=== GOAL ===
For the entries that follow, state how many lines include the word "Herrn", giving the number and nothing else.

=== RECORD EXTRACTS ===
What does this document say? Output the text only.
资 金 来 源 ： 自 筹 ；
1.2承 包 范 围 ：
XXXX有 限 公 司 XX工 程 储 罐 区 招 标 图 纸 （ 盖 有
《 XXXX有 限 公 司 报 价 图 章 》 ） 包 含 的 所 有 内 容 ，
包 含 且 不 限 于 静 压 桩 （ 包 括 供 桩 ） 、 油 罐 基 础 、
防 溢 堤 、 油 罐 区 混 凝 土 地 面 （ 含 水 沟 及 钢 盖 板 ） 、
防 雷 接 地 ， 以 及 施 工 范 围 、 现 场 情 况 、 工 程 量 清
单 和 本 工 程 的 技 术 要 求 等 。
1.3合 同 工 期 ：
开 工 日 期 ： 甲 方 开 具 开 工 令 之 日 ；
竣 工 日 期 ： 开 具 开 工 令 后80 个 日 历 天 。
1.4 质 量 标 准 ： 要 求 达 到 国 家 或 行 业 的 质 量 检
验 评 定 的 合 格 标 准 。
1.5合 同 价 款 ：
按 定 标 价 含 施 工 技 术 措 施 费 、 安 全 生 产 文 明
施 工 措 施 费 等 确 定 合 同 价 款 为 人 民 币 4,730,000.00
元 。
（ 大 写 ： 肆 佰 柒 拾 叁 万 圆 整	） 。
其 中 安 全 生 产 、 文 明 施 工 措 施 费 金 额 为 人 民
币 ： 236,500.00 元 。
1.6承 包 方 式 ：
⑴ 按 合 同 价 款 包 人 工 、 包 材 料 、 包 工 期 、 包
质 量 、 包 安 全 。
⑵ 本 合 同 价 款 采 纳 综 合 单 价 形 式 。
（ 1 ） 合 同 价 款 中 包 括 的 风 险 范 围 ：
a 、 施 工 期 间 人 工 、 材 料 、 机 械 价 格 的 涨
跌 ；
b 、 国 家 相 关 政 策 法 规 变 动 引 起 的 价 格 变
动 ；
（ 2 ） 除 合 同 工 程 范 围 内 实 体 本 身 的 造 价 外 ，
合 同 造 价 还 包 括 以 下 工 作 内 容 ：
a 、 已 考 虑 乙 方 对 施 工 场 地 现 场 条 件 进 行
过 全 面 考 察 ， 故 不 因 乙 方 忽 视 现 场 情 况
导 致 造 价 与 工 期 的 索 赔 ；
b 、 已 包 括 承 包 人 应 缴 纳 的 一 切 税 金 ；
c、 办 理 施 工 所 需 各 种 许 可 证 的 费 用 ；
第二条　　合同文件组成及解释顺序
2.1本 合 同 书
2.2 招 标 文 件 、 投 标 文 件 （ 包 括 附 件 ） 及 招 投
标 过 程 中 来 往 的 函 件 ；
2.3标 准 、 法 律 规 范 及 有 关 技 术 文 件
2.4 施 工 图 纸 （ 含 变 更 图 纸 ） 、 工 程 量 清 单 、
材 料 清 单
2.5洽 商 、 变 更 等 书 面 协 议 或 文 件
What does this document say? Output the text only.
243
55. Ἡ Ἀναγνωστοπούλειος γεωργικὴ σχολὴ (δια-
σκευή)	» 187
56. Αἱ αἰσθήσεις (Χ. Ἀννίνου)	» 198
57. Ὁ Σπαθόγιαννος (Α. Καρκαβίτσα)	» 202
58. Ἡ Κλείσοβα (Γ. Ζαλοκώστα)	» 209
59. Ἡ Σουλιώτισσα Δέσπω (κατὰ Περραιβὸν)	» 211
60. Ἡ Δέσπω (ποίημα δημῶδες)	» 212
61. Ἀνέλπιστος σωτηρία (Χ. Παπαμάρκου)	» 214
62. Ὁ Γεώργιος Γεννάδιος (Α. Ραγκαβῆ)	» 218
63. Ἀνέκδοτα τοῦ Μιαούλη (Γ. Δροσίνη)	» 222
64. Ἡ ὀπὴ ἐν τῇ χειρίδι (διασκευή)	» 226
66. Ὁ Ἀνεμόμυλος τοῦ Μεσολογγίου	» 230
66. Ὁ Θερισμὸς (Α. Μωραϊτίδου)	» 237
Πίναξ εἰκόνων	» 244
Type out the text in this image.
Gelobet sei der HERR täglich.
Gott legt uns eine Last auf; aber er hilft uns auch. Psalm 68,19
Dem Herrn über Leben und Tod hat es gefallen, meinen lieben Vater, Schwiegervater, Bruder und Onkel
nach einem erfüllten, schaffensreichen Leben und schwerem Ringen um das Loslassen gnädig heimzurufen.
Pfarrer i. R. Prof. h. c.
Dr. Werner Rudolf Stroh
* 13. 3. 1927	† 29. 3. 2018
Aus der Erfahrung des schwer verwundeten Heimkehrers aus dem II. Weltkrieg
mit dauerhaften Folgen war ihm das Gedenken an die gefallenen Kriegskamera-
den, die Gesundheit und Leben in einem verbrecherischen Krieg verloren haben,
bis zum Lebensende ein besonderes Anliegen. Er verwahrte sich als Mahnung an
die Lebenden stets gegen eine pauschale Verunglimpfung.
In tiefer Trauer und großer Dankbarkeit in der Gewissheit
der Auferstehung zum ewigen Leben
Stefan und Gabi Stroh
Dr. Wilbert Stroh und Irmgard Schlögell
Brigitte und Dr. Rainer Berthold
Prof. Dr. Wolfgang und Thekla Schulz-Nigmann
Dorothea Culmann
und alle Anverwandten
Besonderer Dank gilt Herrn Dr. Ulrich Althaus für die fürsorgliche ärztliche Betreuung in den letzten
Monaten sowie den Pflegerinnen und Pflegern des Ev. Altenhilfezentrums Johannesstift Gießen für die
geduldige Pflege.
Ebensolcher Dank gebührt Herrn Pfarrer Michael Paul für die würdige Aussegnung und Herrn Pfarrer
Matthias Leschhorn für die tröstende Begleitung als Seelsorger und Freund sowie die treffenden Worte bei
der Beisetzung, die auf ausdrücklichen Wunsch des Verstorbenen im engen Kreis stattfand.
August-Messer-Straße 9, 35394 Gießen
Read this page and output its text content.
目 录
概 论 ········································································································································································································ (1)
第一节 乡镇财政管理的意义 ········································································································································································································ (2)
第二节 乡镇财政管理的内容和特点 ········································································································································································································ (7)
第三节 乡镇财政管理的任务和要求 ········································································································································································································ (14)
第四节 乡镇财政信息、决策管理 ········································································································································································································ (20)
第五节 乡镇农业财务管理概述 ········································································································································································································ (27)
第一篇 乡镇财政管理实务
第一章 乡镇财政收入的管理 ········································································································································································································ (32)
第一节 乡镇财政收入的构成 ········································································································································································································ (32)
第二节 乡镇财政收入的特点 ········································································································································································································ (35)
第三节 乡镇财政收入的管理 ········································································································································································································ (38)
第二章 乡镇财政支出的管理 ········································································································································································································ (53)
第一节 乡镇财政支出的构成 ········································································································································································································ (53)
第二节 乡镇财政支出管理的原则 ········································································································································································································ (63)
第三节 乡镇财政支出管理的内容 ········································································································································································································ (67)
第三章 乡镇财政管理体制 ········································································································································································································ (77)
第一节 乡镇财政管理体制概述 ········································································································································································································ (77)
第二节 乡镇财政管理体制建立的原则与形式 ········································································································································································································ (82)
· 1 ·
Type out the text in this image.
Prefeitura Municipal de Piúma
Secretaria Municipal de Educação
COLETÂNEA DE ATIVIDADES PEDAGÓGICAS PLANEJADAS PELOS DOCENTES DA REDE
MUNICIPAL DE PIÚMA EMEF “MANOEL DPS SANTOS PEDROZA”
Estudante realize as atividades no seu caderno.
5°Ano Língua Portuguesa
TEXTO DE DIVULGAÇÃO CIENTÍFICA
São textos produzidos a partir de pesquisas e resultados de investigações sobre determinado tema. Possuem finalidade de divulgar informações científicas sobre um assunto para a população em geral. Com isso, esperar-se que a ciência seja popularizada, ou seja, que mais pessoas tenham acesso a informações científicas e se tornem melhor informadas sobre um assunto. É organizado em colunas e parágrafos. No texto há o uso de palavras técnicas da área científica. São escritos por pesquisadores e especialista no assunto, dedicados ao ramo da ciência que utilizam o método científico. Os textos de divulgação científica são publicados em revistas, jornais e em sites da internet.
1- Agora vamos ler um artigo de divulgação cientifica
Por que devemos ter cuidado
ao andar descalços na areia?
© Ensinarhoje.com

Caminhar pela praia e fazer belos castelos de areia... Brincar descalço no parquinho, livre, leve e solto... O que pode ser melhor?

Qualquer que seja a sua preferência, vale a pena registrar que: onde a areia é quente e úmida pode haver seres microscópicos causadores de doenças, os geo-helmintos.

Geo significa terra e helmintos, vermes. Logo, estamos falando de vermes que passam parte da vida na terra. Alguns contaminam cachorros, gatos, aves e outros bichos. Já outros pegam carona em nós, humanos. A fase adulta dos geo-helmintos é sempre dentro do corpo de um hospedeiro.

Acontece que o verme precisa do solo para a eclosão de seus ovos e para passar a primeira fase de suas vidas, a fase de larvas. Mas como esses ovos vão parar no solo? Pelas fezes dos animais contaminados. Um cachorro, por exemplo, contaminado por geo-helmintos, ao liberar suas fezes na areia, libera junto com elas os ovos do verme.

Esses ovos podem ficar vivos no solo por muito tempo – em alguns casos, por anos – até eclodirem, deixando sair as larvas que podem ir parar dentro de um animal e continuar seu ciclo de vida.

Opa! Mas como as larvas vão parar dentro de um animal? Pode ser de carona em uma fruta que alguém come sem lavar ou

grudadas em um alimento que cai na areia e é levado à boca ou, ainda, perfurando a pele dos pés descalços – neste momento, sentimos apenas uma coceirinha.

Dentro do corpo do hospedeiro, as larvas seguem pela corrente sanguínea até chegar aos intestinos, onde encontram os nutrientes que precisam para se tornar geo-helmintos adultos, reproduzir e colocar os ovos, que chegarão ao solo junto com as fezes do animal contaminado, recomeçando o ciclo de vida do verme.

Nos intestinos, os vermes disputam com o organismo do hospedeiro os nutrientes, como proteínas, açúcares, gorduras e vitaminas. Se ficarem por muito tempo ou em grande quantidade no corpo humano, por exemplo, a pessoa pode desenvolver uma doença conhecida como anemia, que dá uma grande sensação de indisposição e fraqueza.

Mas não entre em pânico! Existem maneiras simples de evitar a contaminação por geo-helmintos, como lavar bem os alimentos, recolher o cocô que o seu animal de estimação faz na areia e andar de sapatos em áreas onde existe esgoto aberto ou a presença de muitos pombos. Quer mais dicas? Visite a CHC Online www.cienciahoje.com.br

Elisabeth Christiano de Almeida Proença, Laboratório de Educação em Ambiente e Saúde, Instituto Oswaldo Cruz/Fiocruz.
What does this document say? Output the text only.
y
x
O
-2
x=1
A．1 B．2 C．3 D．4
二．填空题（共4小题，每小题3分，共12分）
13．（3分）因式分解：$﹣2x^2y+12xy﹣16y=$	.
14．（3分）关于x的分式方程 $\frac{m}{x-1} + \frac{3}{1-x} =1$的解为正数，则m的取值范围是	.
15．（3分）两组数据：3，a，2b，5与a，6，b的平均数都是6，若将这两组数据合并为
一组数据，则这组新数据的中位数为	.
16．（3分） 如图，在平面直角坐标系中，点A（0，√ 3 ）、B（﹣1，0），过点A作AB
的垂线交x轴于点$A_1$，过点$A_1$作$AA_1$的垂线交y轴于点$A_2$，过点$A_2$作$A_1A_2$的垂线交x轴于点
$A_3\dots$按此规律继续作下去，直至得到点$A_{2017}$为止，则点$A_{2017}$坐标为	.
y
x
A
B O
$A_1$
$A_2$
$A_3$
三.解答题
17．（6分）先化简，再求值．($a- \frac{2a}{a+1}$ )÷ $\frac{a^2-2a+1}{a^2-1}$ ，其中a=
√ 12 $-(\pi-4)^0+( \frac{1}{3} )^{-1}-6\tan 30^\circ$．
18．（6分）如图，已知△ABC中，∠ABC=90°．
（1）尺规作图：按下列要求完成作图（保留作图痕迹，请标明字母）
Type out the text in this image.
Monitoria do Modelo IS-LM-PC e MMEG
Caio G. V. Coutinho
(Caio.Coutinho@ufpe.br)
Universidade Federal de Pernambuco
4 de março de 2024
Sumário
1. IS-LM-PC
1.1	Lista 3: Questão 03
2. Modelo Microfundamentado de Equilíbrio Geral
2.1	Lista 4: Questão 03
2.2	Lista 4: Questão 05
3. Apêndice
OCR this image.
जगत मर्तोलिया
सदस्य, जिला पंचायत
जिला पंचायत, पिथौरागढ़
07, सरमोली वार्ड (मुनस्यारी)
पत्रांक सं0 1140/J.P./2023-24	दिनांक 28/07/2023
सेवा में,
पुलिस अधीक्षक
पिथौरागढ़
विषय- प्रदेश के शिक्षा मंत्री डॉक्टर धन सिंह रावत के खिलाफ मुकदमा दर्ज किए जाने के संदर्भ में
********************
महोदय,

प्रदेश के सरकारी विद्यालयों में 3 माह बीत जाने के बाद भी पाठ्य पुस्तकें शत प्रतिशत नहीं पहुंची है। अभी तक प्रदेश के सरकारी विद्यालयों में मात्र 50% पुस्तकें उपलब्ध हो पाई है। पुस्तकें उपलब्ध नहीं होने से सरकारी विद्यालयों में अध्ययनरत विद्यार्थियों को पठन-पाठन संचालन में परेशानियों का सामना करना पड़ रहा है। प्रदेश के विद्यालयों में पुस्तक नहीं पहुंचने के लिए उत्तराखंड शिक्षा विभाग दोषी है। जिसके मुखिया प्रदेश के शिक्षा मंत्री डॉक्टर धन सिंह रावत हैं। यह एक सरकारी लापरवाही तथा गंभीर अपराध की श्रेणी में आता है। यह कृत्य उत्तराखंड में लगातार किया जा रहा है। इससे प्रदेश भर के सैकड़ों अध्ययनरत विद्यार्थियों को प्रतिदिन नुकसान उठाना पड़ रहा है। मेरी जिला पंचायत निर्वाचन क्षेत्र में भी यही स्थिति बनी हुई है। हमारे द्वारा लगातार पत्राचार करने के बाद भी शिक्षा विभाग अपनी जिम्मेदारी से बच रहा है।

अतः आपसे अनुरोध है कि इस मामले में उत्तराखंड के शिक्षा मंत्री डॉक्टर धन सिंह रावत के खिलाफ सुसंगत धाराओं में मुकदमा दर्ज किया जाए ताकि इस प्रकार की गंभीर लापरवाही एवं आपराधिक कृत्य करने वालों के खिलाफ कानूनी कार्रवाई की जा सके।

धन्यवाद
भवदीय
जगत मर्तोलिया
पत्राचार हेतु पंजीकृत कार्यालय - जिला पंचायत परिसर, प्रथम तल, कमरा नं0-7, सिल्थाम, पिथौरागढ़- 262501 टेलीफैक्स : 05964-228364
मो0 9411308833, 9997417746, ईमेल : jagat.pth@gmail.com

=== ANSWER TO THIS TASK ===
3